Start Record excerpts

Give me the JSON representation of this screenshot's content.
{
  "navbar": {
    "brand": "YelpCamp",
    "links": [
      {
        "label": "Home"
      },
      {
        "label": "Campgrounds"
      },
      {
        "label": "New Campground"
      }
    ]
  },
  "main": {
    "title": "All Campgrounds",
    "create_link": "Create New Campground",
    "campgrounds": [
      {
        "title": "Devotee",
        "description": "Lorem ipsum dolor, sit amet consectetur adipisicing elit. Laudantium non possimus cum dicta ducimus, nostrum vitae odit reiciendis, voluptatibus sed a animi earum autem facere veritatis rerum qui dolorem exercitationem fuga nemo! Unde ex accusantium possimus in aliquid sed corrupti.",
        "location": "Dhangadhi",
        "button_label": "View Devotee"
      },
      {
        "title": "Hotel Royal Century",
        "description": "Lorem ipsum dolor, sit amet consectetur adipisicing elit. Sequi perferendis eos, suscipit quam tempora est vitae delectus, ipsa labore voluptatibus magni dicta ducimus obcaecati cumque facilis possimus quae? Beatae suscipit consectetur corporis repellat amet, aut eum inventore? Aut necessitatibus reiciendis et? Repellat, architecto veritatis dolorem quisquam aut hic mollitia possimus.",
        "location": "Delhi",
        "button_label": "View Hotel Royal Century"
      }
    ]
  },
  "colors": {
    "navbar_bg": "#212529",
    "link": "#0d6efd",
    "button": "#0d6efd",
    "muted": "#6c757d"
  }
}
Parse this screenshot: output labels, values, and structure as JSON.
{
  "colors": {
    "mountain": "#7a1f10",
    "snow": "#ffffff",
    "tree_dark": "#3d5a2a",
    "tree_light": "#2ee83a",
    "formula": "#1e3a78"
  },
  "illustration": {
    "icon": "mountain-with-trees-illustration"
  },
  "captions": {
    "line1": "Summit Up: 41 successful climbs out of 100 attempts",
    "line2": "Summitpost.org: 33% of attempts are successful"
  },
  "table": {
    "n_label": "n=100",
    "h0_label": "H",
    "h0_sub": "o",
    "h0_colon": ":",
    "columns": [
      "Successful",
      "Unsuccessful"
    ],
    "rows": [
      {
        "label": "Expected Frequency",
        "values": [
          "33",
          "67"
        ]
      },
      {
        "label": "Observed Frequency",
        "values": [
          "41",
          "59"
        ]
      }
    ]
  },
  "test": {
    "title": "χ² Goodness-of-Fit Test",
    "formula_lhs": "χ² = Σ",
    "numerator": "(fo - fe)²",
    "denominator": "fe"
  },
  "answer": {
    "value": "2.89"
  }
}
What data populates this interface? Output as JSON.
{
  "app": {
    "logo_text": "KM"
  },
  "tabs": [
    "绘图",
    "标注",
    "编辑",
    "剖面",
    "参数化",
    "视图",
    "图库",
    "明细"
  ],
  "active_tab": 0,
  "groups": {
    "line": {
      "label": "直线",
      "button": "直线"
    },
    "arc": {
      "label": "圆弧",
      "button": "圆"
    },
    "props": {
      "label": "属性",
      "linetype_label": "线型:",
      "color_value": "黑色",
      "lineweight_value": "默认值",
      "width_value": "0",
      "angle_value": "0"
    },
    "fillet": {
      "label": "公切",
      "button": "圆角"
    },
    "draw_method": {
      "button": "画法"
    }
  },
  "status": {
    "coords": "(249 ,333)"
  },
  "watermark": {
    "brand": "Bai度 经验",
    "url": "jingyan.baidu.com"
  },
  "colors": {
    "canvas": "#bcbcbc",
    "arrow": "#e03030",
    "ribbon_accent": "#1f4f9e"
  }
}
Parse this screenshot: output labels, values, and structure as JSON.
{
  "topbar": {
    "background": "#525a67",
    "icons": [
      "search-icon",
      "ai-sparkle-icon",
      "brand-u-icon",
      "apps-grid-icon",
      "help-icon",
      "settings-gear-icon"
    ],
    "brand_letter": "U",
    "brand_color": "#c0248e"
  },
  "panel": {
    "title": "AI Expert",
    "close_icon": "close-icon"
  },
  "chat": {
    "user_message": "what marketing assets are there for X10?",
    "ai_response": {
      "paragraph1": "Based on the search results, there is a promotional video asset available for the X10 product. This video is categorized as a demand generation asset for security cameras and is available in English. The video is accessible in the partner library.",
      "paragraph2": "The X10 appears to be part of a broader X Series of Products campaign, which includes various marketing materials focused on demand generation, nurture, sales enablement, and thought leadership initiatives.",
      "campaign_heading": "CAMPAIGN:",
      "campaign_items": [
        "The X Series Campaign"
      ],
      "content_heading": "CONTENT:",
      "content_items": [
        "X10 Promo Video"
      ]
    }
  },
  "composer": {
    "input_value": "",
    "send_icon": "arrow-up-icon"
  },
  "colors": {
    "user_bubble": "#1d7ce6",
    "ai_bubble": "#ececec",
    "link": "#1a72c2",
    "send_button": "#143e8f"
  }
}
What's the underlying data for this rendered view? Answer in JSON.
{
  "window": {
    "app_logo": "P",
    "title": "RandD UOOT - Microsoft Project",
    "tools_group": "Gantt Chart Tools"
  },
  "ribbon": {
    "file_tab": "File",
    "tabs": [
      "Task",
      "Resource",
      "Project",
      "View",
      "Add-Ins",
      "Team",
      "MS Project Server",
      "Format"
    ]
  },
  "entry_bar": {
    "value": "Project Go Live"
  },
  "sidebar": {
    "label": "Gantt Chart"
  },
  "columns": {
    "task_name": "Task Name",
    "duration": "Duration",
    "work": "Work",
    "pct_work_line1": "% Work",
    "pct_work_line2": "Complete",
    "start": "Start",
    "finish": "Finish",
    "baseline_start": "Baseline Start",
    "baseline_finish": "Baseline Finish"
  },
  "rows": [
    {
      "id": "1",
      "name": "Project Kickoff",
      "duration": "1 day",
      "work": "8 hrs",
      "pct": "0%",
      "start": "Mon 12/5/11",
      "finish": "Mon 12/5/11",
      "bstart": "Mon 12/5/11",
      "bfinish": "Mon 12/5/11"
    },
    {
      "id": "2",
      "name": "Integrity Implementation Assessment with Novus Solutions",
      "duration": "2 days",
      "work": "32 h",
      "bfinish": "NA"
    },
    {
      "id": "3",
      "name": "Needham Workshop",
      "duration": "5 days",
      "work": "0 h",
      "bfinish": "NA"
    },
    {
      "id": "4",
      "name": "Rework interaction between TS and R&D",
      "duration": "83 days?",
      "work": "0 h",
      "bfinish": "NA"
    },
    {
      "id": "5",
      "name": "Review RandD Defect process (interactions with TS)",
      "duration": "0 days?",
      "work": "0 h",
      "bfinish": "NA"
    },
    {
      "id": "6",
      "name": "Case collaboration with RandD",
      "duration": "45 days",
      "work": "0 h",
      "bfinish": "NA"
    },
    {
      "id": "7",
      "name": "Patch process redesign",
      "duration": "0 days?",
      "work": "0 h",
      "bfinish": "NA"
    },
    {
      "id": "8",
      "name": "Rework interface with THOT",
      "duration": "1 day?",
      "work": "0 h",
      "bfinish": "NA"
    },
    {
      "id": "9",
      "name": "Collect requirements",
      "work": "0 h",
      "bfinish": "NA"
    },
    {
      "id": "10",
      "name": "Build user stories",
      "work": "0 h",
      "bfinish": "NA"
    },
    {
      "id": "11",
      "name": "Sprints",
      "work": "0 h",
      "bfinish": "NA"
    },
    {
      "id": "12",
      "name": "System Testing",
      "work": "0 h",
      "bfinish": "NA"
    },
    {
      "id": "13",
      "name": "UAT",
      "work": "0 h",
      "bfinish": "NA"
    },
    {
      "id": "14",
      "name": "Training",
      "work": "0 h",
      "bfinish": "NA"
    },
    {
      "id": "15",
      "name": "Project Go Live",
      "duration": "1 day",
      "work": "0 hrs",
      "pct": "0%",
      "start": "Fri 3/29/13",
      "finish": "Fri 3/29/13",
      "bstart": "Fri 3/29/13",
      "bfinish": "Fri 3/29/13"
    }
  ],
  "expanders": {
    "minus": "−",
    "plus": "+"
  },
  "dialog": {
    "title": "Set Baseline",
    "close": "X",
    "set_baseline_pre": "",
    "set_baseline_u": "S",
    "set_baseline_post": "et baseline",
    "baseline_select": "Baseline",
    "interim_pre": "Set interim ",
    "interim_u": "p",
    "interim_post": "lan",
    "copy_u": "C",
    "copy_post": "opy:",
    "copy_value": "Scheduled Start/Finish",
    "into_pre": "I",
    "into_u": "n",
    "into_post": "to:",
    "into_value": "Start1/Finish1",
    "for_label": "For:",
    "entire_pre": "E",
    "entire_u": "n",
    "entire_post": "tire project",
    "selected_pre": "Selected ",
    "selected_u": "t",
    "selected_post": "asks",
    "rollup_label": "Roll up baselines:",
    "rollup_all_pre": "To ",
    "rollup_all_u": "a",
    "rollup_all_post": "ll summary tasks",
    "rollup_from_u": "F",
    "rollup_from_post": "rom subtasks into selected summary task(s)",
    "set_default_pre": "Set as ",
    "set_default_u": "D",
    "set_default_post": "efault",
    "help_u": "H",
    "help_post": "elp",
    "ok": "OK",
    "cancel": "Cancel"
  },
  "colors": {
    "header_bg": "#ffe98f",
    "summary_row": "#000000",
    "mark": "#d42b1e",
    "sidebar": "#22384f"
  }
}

End Record excerpts

Extract every line above that contains the word "consectetur".

● **Task output**
        "description": "Lorem ipsum dolor, sit amet consectetur adipisicing elit. Laudantium non possimus cum dicta ducimus, nostrum vitae odit reiciendis, voluptatibus sed a animi earum autem facere veritatis rerum qui dolorem exercitationem fuga nemo! Unde ex accusantium possimus in aliquid sed corrupti.",
        "description": "Lorem ipsum dolor, sit amet consectetur adipisicing elit. Sequi perferendis eos, suscipit quam tempora est vitae delectus, ipsa labore voluptatibus magni dicta ducimus obcaecati cumque facilis possimus quae? Beatae suscipit consectetur corporis repellat amet, aut eum inventore? Aut necessitatibus reiciendis et? Repellat, architecto veritatis dolorem quisquam aut hic mollitia possimus.",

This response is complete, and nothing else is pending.